Check each line below for the word "latin", and copy those that have it.

##### EXTRACTED INFORMATION #####

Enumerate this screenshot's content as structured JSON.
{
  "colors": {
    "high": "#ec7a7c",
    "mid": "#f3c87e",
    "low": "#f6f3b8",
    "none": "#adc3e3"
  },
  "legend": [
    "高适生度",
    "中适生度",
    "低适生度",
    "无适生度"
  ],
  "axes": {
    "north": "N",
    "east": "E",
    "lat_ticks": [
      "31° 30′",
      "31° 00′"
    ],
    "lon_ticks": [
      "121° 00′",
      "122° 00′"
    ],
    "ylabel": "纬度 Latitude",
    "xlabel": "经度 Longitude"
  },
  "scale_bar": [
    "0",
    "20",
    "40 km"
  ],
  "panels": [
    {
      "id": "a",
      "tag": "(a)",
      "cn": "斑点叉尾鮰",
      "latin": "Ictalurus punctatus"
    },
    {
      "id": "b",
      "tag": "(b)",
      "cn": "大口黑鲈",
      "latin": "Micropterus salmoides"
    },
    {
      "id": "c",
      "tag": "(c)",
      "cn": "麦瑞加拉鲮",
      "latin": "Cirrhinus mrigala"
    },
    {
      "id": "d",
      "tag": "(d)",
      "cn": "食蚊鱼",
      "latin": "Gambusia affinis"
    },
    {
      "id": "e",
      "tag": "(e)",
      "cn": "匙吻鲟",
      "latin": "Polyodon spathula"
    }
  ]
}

#####

■ **OUTPUT**:
      "latin": "Ictalurus punctatus"
      "latin": "Micropterus salmoides"
      "latin": "Cirrhinus mrigala"
      "latin": "Gambusia affinis"
      "latin": "Polyodon spathula"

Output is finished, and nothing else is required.